* [EXERCISE DIRECTIONS]: Write out verbatim the lines of the items below, beginning with the line that contains "legend-label: Betriebsgebundene &" and continuing through the line that contains "Detect and localize", both included.

BEGIN

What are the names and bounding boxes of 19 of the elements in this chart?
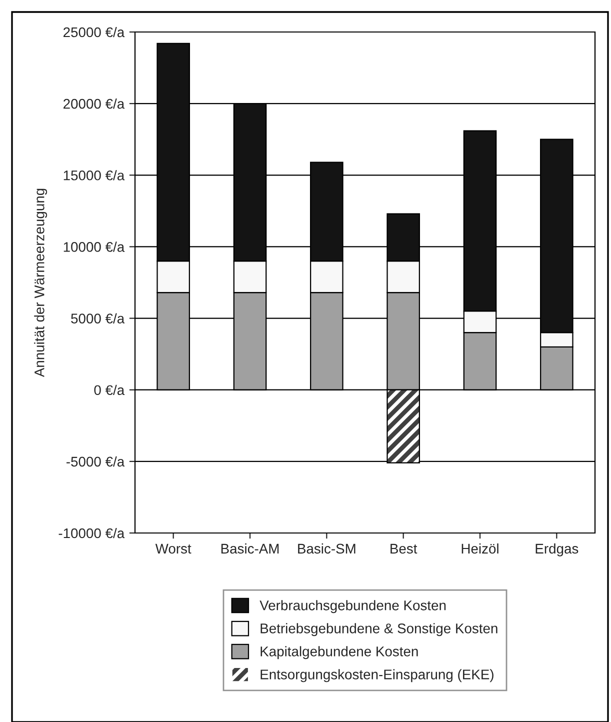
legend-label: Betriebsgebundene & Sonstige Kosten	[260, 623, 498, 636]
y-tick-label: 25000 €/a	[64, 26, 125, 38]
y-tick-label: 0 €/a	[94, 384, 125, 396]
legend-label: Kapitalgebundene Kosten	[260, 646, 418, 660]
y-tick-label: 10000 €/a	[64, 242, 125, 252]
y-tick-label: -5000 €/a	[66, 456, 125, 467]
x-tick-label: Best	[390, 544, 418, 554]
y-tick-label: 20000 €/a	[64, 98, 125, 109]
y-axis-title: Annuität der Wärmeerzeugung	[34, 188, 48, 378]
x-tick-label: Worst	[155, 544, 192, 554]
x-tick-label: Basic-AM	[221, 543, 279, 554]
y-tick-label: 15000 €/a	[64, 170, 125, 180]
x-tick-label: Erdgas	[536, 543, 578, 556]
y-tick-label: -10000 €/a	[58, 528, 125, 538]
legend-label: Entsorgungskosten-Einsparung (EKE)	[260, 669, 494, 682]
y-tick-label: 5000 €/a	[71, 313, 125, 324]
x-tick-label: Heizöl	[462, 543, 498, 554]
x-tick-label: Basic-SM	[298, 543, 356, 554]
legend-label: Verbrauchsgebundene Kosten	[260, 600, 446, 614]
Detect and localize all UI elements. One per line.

END
BEGIN

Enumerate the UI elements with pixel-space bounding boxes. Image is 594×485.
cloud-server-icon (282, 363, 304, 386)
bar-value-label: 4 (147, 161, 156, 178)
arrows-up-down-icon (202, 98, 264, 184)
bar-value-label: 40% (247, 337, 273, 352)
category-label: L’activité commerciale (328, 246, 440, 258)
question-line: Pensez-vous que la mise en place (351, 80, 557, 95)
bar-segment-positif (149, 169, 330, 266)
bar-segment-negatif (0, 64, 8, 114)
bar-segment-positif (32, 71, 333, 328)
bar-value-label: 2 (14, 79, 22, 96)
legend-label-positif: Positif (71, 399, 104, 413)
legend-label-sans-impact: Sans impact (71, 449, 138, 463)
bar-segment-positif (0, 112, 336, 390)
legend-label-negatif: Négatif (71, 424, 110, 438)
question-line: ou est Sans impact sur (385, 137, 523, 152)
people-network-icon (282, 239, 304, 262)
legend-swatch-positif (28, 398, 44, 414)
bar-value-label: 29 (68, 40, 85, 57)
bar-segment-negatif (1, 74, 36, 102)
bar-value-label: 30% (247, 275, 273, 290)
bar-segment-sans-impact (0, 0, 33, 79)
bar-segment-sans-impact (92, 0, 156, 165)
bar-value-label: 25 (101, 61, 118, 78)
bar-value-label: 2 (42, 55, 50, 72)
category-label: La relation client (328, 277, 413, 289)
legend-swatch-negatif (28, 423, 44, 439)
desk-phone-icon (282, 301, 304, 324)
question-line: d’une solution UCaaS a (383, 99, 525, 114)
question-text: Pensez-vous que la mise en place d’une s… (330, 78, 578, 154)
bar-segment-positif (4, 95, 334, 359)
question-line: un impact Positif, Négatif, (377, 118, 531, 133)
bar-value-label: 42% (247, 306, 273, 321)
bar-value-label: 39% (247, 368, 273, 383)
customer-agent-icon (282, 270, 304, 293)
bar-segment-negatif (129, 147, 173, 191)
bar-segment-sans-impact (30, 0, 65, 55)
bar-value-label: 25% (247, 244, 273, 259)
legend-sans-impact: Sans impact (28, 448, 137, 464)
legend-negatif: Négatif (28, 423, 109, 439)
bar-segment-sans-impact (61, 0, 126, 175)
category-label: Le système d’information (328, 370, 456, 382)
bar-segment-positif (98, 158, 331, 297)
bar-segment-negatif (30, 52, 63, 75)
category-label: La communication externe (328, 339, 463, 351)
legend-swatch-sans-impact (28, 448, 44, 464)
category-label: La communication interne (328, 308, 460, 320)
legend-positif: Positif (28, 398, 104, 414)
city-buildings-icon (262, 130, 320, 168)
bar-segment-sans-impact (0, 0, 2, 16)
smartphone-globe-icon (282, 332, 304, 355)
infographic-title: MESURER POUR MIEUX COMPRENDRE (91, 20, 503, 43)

END

* [COMPLETE OUTPUT]:
legend-label: Betriebsgebundene & Sonstige Kosten	[260, 623, 498, 636]
y-tick-label: 25000 €/a	[64, 26, 125, 38]
y-tick-label: 0 €/a	[94, 384, 125, 396]
legend-label: Kapitalgebundene Kosten	[260, 646, 418, 660]
y-tick-label: 10000 €/a	[64, 242, 125, 252]
y-tick-label: -5000 €/a	[66, 456, 125, 467]
x-tick-label: Best	[390, 544, 418, 554]
y-tick-label: 20000 €/a	[64, 98, 125, 109]
y-axis-title: Annuität der Wärmeerzeugung	[34, 188, 48, 378]
x-tick-label: Worst	[155, 544, 192, 554]
x-tick-label: Basic-AM	[221, 543, 279, 554]
y-tick-label: 15000 €/a	[64, 170, 125, 180]
x-tick-label: Erdgas	[536, 543, 578, 556]
y-tick-label: -10000 €/a	[58, 528, 125, 538]
legend-label: Entsorgungskosten-Einsparung (EKE)	[260, 669, 494, 682]
y-tick-label: 5000 €/a	[71, 313, 125, 324]
x-tick-label: Heizöl	[462, 543, 498, 554]
x-tick-label: Basic-SM	[298, 543, 356, 554]
legend-label: Verbrauchsgebundene Kosten	[260, 600, 446, 614]
Detect and localize all UI elements. One per line.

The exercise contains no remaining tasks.